- _EXERCISE DIRECTIONS_
Look through the material below. Copy each line that contains the string "name".

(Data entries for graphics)
□ □ □ □ □
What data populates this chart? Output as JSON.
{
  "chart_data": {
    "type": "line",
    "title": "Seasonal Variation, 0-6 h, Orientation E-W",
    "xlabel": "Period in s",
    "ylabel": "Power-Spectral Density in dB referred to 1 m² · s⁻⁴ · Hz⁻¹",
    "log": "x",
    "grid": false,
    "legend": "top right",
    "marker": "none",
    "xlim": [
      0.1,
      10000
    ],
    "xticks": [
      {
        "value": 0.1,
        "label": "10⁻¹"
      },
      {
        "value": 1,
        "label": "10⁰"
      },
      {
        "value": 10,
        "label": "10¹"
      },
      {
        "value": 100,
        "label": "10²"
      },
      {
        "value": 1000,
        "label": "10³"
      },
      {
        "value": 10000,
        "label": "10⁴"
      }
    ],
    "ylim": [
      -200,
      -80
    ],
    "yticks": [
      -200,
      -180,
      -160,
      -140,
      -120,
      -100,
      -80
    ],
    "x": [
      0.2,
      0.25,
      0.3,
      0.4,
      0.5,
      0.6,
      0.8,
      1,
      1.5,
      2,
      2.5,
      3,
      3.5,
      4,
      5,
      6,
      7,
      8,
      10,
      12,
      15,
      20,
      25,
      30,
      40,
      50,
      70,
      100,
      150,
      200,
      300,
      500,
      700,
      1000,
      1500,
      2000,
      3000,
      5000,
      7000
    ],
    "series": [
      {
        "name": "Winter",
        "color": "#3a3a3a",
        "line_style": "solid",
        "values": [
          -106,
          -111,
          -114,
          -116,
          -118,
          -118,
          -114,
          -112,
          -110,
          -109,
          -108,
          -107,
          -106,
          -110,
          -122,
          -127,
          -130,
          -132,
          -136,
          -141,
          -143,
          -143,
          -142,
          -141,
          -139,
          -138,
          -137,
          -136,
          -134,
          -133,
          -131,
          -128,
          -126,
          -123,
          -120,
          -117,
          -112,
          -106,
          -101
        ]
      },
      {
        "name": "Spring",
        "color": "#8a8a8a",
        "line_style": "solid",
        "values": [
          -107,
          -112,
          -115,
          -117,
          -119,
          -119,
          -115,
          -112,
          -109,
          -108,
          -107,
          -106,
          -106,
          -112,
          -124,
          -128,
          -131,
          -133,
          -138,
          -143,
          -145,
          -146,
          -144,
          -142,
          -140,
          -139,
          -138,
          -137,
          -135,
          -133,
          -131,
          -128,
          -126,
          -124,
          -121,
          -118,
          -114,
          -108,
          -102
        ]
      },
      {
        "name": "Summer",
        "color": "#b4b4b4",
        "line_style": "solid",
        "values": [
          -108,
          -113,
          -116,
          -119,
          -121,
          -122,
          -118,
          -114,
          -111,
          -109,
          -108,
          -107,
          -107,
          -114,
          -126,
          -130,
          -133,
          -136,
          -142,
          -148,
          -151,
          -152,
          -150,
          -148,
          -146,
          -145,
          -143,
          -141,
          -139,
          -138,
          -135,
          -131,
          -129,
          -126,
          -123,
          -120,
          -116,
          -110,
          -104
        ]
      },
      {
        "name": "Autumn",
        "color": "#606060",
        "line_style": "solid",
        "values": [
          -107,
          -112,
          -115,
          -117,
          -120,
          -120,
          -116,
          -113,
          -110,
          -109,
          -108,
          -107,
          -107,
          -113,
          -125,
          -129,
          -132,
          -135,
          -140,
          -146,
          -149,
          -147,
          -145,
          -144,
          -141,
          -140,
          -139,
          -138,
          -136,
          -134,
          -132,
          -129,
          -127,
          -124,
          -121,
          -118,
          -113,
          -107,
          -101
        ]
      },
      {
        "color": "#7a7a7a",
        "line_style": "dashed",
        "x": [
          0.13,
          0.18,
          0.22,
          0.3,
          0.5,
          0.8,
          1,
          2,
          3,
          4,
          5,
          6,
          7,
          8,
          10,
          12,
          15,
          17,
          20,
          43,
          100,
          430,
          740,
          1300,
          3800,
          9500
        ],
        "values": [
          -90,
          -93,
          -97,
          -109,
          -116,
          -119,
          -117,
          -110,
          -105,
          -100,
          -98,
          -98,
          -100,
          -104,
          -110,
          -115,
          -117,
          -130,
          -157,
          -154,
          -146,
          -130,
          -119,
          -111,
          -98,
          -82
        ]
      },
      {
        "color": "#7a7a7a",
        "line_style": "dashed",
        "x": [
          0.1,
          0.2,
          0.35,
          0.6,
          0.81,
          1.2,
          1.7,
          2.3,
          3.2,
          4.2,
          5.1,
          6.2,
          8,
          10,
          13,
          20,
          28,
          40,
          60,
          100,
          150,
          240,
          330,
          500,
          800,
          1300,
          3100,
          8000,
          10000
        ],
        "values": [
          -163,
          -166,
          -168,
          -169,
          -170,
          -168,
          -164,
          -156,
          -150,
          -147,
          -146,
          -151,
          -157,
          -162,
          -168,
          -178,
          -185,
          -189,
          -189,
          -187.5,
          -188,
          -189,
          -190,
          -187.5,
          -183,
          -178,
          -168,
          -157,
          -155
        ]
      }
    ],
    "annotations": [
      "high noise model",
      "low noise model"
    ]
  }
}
□ □ □ □ □
- _ANSWER TO THIS PROBLEM_
        "name": "Winter",
        "name": "Spring",
        "name": "Summer",
        "name": "Autumn",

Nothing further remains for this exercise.